*Supplied data*:

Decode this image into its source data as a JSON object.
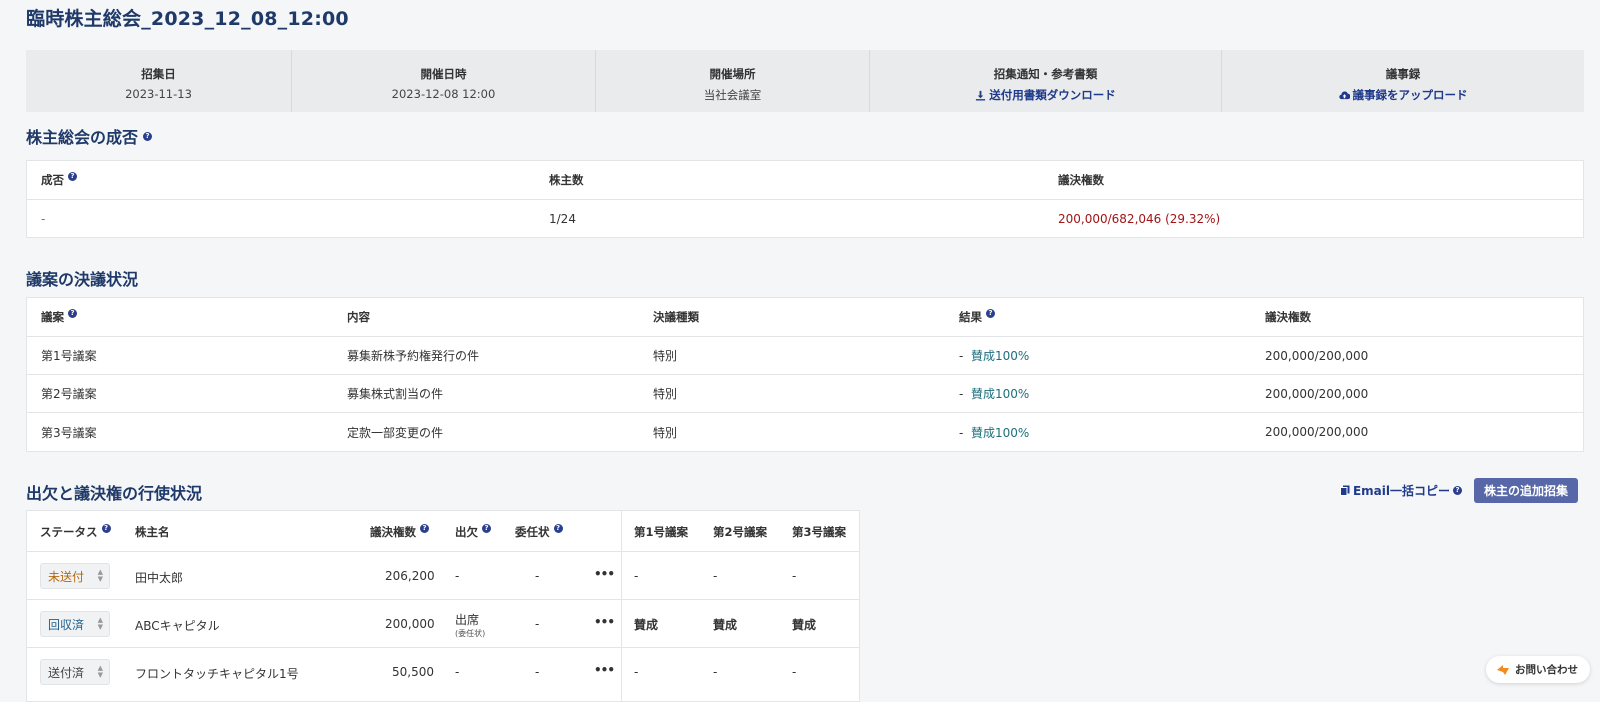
{
  "page": {
    "title": "臨時株主総会_2023_12_08_12:00"
  },
  "info": {
    "convocation_label": "招集日",
    "convocation_value": "2023-11-13",
    "datetime_label": "開催日時",
    "datetime_value": "2023-12-08 12:00",
    "venue_label": "開催場所",
    "venue_value": "当社会議室",
    "notice_label": "招集通知・参考書類",
    "notice_link": "送付用書類ダウンロード",
    "minutes_label": "議事録",
    "minutes_link": "議事録をアップロード"
  },
  "quorum": {
    "title": "株主総会の成否",
    "headers": {
      "result": "成否",
      "shareholders": "株主数",
      "votes": "議決権数"
    },
    "row": {
      "result": "-",
      "shareholders": "1/24",
      "votes": "200,000/682,046 (29.32%)"
    }
  },
  "resolutions": {
    "title": "議案の決議状況",
    "headers": {
      "proposal": "議案",
      "content": "内容",
      "type": "決議種類",
      "result": "結果",
      "votes": "議決権数"
    },
    "rows": [
      {
        "proposal": "第1号議案",
        "content": "募集新株予約権発行の件",
        "type": "特別",
        "result_dash": "-",
        "result": "賛成100%",
        "votes": "200,000/200,000"
      },
      {
        "proposal": "第2号議案",
        "content": "募集株式割当の件",
        "type": "特別",
        "result_dash": "-",
        "result": "賛成100%",
        "votes": "200,000/200,000"
      },
      {
        "proposal": "第3号議案",
        "content": "定款一部変更の件",
        "type": "特別",
        "result_dash": "-",
        "result": "賛成100%",
        "votes": "200,000/200,000"
      }
    ]
  },
  "attendance": {
    "title": "出欠と議決権の行使状況",
    "email_copy": "Email一括コピー",
    "add_button": "株主の追加招集",
    "headers": {
      "status": "ステータス",
      "name": "株主名",
      "votes": "議決権数",
      "attend": "出欠",
      "proxy": "委任状",
      "p1": "第1号議案",
      "p2": "第2号議案",
      "p3": "第3号議案"
    },
    "rows": [
      {
        "status": "未送付",
        "status_color": "#b4690e",
        "name": "田中太郎",
        "votes": "206,200",
        "attend": "-",
        "attend_sub": "",
        "proxy": "-",
        "more": "•••",
        "p1": "-",
        "p2": "-",
        "p3": "-"
      },
      {
        "status": "回収済",
        "status_color": "#1d5f8c",
        "name": "ABCキャピタル",
        "votes": "200,000",
        "attend": "出席",
        "attend_sub": "(委任状)",
        "proxy": "-",
        "more": "•••",
        "p1": "賛成",
        "p2": "賛成",
        "p3": "賛成"
      },
      {
        "status": "送付済",
        "status_color": "#444444",
        "name": "フロントタッチキャピタル1号",
        "votes": "50,500",
        "attend": "-",
        "attend_sub": "",
        "proxy": "-",
        "more": "•••",
        "p1": "-",
        "p2": "-",
        "p3": "-"
      }
    ]
  },
  "contact": {
    "label": "お問い合わせ"
  },
  "icons": {
    "help": "?",
    "download": "download-icon",
    "upload": "cloud-upload-icon",
    "copy": "copy-icon",
    "chat": "chat-icon"
  }
}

*Task directions*:
Examine the data above and state how many of its lines contain the word "name", with no further remarks.

*Exercise response*:
4